• RECORDS SHOWN
begin

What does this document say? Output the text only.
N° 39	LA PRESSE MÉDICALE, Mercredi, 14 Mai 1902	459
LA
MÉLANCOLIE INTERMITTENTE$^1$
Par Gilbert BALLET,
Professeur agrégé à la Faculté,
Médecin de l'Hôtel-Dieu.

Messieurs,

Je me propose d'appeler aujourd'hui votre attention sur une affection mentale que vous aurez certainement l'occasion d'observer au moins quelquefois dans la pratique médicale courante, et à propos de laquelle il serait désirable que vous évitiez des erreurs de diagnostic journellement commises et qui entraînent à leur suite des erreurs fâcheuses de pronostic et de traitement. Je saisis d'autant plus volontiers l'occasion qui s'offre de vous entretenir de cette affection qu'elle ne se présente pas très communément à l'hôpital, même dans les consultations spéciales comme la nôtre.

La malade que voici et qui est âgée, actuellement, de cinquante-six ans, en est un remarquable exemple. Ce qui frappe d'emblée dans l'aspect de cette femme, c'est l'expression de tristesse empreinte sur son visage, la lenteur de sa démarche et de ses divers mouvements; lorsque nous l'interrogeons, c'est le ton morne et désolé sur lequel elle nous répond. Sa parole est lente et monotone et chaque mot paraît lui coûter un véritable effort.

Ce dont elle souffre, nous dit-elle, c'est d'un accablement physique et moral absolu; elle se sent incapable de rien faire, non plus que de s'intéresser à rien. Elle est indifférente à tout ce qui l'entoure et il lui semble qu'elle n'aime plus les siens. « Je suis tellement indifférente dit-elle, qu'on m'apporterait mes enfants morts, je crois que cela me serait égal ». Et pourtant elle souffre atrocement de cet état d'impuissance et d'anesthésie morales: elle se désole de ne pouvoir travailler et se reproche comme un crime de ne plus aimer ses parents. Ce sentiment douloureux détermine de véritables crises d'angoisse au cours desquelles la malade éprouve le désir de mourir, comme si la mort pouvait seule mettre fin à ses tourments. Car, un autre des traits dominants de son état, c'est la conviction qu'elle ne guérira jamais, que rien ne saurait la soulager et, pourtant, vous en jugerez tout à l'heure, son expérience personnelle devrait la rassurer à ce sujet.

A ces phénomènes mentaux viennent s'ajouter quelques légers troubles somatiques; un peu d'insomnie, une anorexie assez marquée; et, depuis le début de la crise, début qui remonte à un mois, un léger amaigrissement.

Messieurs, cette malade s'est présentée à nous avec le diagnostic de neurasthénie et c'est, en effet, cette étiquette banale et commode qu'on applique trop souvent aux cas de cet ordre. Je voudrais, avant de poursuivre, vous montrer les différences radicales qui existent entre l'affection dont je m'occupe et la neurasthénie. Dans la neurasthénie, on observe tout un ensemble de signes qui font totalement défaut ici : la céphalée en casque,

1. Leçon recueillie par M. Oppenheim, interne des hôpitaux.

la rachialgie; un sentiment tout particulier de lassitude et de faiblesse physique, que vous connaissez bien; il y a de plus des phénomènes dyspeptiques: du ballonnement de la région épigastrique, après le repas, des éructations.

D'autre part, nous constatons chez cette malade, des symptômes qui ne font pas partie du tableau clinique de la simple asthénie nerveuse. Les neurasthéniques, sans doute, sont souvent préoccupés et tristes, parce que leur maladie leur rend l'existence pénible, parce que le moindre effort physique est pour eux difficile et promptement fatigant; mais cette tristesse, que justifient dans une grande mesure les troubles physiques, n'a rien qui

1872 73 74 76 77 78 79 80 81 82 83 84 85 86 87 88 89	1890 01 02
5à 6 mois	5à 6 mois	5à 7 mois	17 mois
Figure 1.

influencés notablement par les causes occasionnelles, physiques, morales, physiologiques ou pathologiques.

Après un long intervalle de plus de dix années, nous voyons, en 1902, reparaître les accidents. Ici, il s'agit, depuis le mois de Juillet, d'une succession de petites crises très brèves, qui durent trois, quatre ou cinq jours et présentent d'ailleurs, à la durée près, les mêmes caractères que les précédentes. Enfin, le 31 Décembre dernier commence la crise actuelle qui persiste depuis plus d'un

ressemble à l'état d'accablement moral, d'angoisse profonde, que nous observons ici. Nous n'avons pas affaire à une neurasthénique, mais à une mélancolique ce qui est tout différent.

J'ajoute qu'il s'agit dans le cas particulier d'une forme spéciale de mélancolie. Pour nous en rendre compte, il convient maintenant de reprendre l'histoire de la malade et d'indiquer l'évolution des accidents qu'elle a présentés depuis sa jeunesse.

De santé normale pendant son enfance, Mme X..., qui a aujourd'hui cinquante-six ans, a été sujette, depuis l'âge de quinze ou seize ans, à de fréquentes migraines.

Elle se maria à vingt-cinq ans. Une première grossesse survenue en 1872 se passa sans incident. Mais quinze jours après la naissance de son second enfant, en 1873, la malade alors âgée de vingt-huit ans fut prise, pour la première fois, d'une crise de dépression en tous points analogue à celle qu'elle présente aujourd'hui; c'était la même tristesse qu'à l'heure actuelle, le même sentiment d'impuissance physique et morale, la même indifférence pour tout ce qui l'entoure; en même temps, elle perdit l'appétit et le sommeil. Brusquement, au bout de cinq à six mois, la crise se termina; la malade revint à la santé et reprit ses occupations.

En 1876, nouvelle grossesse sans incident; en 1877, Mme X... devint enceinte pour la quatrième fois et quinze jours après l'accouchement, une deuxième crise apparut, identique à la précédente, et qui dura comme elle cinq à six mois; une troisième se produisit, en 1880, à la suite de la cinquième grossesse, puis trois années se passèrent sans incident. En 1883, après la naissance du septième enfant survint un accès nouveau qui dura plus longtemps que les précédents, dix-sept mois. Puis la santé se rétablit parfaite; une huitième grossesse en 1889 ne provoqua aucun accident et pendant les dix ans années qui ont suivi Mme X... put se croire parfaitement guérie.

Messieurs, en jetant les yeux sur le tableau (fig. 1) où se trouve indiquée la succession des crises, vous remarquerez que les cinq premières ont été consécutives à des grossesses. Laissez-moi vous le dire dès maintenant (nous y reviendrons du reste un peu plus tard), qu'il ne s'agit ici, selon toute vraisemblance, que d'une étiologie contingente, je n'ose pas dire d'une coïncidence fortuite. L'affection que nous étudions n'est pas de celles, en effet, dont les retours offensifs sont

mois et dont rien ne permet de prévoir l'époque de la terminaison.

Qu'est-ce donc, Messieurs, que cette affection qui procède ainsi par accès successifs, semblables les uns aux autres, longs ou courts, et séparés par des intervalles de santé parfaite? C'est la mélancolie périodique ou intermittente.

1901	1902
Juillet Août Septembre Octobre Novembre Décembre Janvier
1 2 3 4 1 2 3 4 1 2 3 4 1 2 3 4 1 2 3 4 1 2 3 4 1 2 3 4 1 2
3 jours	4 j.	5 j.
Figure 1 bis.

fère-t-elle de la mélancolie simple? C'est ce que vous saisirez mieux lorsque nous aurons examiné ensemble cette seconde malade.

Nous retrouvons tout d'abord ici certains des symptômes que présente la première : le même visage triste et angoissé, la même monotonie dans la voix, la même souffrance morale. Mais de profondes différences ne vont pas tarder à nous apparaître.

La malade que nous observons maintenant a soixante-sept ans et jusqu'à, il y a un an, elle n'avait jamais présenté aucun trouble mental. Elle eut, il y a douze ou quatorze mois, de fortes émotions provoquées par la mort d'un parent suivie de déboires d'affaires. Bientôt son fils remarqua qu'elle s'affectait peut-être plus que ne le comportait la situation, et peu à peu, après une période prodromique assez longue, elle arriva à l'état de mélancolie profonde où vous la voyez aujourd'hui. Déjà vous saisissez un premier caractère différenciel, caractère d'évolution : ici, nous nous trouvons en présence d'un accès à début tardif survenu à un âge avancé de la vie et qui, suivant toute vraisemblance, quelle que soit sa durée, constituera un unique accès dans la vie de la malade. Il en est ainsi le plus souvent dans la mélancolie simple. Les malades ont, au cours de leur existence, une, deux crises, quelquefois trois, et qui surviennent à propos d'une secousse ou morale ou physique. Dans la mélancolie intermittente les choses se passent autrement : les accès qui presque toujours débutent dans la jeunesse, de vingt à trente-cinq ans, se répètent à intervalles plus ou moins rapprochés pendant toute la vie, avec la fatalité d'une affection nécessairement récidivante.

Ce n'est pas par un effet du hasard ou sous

end

• WORK REQUIRED
Copy each line above that contains the word "physiques".

• TASK RESPONSE
D'autre part, nous constatons chez cette malade, des symptômes qui ne font pas partie du tableau clinique de la simple asthénie nerveuse. Les neurasthéniques, sans doute, sont souvent préoccupés et tristes, parce que leur maladie leur rend l'existence pénible, parce que le moindre effort physique est pour eux difficile et promptement fatigant; mais cette tristesse, que justifient dans une grande mesure les troubles physiques, n'a rien qui
influencés notablement par les causes occasionnelles, physiques, morales, physiologiques ou pathologiques.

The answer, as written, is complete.